• TASK PROMPT: Copy the data precisely, character for character, and leave out every picture.
-- begin EXERCISE MATERIALS --
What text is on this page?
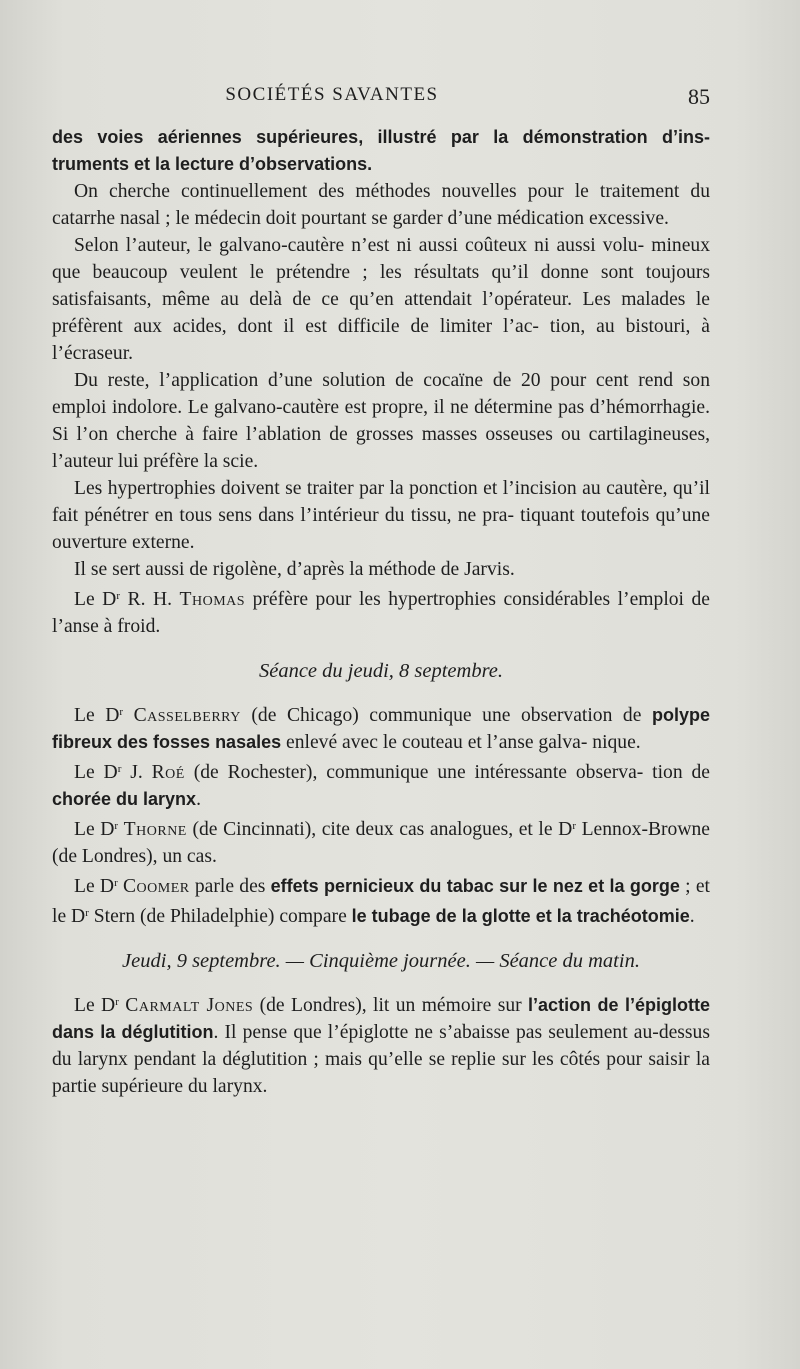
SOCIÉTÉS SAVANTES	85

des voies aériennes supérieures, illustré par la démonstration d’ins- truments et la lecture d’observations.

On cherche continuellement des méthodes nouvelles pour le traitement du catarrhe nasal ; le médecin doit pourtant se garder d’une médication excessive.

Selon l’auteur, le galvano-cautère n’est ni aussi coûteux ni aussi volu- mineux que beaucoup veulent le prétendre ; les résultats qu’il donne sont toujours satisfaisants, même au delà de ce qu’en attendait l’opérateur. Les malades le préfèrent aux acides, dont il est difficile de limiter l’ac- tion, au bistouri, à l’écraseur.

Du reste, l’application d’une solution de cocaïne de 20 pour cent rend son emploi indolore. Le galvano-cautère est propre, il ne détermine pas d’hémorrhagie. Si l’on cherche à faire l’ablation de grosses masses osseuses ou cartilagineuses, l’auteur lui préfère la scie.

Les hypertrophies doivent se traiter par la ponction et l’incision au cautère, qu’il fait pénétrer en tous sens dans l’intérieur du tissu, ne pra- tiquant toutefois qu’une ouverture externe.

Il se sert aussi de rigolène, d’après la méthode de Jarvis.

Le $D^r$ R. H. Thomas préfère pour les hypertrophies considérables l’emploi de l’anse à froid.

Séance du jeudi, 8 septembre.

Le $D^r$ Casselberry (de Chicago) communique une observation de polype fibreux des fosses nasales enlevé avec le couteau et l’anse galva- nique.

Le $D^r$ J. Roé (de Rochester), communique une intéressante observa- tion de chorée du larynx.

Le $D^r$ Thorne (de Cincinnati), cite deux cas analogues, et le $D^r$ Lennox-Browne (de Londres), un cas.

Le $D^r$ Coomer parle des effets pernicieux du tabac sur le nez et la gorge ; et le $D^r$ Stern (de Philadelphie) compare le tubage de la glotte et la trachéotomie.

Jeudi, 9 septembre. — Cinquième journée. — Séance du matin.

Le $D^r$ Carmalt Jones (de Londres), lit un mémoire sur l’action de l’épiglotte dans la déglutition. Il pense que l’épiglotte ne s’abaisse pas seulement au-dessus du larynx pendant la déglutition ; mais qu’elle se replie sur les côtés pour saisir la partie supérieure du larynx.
-- end EXERCISE MATERIALS --
• RESULT FOR THIS TASK:
What text is on this page?
SOCIÉTÉS SAVANTES	85

des voies aériennes supérieures, illustré par la démonstration d’ins- truments et la lecture d’observations.

On cherche continuellement des méthodes nouvelles pour le traitement du catarrhe nasal ; le médecin doit pourtant se garder d’une médication excessive.

Selon l’auteur, le galvano-cautère n’est ni aussi coûteux ni aussi volu- mineux que beaucoup veulent le prétendre ; les résultats qu’il donne sont toujours satisfaisants, même au delà de ce qu’en attendait l’opérateur. Les malades le préfèrent aux acides, dont il est difficile de limiter l’ac- tion, au bistouri, à l’écraseur.

Du reste, l’application d’une solution de cocaïne de 20 pour cent rend son emploi indolore. Le galvano-cautère est propre, il ne détermine pas d’hémorrhagie. Si l’on cherche à faire l’ablation de grosses masses osseuses ou cartilagineuses, l’auteur lui préfère la scie.

Les hypertrophies doivent se traiter par la ponction et l’incision au cautère, qu’il fait pénétrer en tous sens dans l’intérieur du tissu, ne pra- tiquant toutefois qu’une ouverture externe.

Il se sert aussi de rigolène, d’après la méthode de Jarvis.

Le $D^r$ R. H. Thomas préfère pour les hypertrophies considérables l’emploi de l’anse à froid.

Séance du jeudi, 8 septembre.

Le $D^r$ Casselberry (de Chicago) communique une observation de polype fibreux des fosses nasales enlevé avec le couteau et l’anse galva- nique.

Le $D^r$ J. Roé (de Rochester), communique une intéressante observa- tion de chorée du larynx.

Le $D^r$ Thorne (de Cincinnati), cite deux cas analogues, et le $D^r$ Lennox-Browne (de Londres), un cas.

Le $D^r$ Coomer parle des effets pernicieux du tabac sur le nez et la gorge ; et le $D^r$ Stern (de Philadelphie) compare le tubage de la glotte et la trachéotomie.

Jeudi, 9 septembre. — Cinquième journée. — Séance du matin.

Le $D^r$ Carmalt Jones (de Londres), lit un mémoire sur l’action de l’épiglotte dans la déglutition. Il pense que l’épiglotte ne s’abaisse pas seulement au-dessus du larynx pendant la déglutition ; mais qu’elle se replie sur les côtés pour saisir la partie supérieure du larynx.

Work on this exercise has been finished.